BEGIN Selected excerpt

There are many different types of equipment used to "light it up." If there is a power panel, most pilots choose the simple wire-and-connector system shown. This system plugs into the power panel, provides 1.5 volts, and features adjustable current flow depending on the glow plug's condition.
    Independent systems use a rechargeable, 1.2-volt Ni-Cd battery (fixed or replaceable) or a replaceable 1.5-volt alkaline battery. Rechargeable systems require a charger that plugs into the glow-plug end. Many independent glow-plug igniters feature a meter to measure the current being supplied to the glow plug.
    Having a meter prevents one major headache. The meter's reading itself is not all that important because the current is not adjustable and is hard to read anyway. What is important is that you can tell if the glow plug has completely failed; the meter will read zero current.

END Selected excerpt
BEGIN Records for the exercise

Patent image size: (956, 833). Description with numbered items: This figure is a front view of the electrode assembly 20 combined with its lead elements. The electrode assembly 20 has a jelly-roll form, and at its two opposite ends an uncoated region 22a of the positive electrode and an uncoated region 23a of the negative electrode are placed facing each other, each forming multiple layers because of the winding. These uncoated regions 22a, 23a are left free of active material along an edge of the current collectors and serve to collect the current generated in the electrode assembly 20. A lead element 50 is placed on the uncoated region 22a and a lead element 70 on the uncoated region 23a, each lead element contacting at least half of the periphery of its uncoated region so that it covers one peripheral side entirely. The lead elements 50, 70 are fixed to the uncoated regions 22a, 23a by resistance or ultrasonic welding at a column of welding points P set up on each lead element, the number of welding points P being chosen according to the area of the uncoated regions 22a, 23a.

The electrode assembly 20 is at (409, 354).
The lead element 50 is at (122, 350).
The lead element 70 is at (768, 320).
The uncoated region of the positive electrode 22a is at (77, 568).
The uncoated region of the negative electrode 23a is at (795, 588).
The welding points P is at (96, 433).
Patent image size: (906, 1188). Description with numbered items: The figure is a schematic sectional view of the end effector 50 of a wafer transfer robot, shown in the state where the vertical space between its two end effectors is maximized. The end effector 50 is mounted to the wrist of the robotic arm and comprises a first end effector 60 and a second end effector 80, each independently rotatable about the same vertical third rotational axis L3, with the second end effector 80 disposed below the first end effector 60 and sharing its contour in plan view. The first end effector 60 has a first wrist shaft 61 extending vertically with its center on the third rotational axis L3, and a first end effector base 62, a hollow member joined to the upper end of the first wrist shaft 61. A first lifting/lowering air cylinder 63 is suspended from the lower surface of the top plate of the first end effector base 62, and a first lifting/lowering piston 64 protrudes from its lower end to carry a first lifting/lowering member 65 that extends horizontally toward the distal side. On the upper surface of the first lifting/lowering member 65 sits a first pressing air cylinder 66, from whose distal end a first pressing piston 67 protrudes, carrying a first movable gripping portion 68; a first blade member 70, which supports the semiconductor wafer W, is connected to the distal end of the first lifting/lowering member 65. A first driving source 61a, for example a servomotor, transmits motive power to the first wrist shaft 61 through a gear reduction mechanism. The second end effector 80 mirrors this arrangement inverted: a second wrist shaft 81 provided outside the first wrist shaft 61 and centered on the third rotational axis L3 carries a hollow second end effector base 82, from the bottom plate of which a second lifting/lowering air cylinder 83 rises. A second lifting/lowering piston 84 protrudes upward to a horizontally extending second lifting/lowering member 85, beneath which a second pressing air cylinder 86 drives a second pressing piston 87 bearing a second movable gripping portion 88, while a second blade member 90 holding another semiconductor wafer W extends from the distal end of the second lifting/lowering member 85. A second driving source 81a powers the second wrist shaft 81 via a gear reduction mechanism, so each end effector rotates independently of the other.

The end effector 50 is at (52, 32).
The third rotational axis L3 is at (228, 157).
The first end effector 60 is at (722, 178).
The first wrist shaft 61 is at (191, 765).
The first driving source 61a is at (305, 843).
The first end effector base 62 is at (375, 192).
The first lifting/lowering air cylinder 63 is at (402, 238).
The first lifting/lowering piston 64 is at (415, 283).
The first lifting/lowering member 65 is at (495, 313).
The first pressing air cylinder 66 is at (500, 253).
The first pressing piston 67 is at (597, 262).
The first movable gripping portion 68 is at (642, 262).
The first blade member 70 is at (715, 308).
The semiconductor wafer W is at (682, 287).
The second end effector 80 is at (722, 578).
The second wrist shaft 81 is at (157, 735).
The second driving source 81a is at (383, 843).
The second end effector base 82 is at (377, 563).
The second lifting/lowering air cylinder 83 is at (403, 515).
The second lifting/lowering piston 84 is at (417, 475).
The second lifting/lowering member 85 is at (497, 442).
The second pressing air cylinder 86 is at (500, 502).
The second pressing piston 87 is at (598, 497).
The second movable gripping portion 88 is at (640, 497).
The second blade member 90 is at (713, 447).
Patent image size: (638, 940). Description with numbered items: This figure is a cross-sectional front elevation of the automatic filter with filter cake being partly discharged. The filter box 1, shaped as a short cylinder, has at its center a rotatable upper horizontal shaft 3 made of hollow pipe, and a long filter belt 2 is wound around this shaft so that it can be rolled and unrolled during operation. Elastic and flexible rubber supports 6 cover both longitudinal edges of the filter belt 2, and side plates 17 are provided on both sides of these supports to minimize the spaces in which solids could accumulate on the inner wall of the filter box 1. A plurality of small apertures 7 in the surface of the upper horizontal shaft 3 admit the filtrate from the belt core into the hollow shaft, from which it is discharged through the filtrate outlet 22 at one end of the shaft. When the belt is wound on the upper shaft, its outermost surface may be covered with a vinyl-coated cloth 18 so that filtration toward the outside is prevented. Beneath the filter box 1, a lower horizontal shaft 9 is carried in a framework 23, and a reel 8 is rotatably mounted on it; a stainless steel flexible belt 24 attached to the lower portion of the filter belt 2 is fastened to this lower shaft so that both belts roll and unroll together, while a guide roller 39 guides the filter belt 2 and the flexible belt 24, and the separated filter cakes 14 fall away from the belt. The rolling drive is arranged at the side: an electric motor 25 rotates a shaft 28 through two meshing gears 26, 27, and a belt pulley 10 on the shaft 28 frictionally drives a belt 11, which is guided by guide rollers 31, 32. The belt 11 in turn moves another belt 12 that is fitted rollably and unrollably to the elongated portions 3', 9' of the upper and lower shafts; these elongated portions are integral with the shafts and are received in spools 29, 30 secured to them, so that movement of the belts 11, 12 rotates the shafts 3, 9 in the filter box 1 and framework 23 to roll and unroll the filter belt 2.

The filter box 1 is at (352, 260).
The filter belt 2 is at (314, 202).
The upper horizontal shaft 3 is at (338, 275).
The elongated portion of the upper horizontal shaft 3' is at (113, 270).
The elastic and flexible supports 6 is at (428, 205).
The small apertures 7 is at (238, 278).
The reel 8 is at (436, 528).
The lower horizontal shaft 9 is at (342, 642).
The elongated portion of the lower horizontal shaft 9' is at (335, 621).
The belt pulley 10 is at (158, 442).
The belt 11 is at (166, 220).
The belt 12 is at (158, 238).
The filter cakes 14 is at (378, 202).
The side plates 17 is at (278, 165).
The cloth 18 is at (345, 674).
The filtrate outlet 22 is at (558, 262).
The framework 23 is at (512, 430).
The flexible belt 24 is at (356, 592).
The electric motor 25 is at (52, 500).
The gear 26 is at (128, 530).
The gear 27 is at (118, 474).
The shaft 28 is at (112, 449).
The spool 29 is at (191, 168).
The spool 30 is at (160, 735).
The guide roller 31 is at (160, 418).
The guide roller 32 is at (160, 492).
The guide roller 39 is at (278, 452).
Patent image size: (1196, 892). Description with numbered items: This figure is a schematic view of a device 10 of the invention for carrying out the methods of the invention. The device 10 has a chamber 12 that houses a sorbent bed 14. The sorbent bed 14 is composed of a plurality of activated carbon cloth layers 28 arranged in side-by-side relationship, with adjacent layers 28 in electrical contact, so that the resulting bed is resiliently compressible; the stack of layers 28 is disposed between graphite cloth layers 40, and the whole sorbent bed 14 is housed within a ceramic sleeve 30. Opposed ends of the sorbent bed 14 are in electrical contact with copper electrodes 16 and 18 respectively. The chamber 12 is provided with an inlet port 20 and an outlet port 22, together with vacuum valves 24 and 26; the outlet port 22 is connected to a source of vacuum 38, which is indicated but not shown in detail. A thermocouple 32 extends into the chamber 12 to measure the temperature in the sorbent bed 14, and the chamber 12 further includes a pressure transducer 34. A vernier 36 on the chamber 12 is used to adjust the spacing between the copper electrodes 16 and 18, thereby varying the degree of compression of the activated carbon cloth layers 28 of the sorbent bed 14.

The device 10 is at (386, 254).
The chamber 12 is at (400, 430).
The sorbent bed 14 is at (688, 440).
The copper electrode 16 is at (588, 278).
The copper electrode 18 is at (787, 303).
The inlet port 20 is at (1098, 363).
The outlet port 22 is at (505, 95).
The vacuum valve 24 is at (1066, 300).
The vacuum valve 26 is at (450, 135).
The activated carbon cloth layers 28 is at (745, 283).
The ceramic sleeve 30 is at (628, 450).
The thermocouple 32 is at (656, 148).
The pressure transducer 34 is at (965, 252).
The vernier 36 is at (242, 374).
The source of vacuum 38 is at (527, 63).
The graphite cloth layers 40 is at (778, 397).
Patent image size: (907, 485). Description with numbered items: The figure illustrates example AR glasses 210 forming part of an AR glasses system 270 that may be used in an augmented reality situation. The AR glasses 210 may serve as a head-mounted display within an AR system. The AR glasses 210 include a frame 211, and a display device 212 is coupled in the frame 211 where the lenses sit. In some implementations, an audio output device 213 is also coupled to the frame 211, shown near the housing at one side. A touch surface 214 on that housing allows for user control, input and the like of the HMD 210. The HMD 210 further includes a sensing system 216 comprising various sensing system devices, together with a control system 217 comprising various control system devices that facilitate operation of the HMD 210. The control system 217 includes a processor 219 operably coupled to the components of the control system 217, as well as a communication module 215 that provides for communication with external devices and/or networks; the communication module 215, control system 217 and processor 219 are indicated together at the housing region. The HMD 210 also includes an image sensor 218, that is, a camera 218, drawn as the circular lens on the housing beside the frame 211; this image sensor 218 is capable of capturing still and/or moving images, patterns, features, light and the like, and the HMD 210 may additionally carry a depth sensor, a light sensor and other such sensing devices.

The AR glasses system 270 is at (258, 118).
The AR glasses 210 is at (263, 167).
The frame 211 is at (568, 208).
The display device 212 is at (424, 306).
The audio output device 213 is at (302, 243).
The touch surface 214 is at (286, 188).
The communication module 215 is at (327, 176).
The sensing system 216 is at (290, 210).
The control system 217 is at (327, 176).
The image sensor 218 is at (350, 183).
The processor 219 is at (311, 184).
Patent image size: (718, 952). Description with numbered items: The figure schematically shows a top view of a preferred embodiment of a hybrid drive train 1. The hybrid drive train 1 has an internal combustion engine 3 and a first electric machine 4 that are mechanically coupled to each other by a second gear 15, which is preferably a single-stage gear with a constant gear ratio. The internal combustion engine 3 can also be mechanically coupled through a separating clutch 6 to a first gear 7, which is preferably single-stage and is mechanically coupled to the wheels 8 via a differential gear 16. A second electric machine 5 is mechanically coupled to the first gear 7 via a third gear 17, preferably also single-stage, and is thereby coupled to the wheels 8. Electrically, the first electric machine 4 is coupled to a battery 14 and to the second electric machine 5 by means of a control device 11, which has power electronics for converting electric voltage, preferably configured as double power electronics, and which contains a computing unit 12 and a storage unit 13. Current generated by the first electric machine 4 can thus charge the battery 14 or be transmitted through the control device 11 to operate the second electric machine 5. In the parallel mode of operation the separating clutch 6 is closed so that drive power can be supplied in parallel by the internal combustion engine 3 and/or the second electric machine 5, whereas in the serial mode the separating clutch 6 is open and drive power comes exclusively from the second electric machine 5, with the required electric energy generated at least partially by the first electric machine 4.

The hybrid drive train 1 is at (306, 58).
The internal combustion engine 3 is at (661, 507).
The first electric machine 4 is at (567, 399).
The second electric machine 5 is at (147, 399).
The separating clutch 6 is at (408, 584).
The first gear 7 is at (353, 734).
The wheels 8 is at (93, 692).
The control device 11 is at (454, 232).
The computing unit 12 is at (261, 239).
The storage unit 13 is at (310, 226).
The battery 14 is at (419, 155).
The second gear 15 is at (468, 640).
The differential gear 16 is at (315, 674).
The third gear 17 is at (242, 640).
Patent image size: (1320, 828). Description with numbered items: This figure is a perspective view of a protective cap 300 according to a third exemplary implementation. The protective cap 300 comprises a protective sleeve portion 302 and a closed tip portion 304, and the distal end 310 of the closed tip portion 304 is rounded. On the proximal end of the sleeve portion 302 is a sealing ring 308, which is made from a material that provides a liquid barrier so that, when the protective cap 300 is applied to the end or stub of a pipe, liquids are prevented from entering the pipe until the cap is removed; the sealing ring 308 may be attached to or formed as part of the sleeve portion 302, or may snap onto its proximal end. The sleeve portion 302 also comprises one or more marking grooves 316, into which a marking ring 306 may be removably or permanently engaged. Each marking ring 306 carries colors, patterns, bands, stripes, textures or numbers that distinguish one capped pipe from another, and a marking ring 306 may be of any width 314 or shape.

END Records for the exercise

Required task 1:
Edit the records from their first line through the line containing "The lead element 70 is at (768, 320).", swapping "front view" for "side view" and leaving everything else unchanged. Return only those lines.
Required task 2:
Resume the passage on glow-plug igniters, writing what comes after its final sentence.

Task response 1:
Patent image size: (956, 833). Description with numbered items: This figure is a side view of the electrode assembly 20 combined with its lead elements. The electrode assembly 20 has a jelly-roll form, and at its two opposite ends an uncoated region 22a of the positive electrode and an uncoated region 23a of the negative electrode are placed facing each other, each forming multiple layers because of the winding. These uncoated regions 22a, 23a are left free of active material along an edge of the current collectors and serve to collect the current generated in the electrode assembly 20. A lead element 50 is placed on the uncoated region 22a and a lead element 70 on the uncoated region 23a, each lead element contacting at least half of the periphery of its uncoated region so that it covers one peripheral side entirely. The lead elements 50, 70 are fixed to the uncoated regions 22a, 23a by resistance or ultrasonic welding at a column of welding points P set up on each lead element, the number of welding points P being chosen according to the area of the uncoated regions 22a, 23a.

The electrode assembly 20 is at (409, 354).
The lead element 50 is at (122, 350).
The lead element 70 is at (768, 320).

Task response 2:
    Another good feature to look for in an independent glow igniter is a medium-length stem. Short-stem igniters are good, but they can't reach a glow plug inside a cowling. Long stems, which are roughly 6 inches, tend to vibrate and come loose too often to trust on uncowled engines. (The plug-access hole in the cowling helps stabilize long-reach igniters.)
    Sometime in your model-piloting career, you will fly an airplane with cowling. You may as well get the medium-length igniter now because you will surely use it before your career is finished. The same holds true for your choice of glow-plug wrenches.

As shown, there is a wealth of field and accessory equipment available. There are enough items so that your friends and family should have no difficulty determining your holiday and birthday presents for the next decade. I've only covered in detail the basic must-have items with which to get started.
    Digital voltmeters that test a radio system's batteries are nice to have for sport aircraft and are a necessity when a model's cost starts to cause altitude sickness in normal people. Rather than just measure a battery's voltage, these instruments measure voltage while applying a simulated flight load on the receiver battery.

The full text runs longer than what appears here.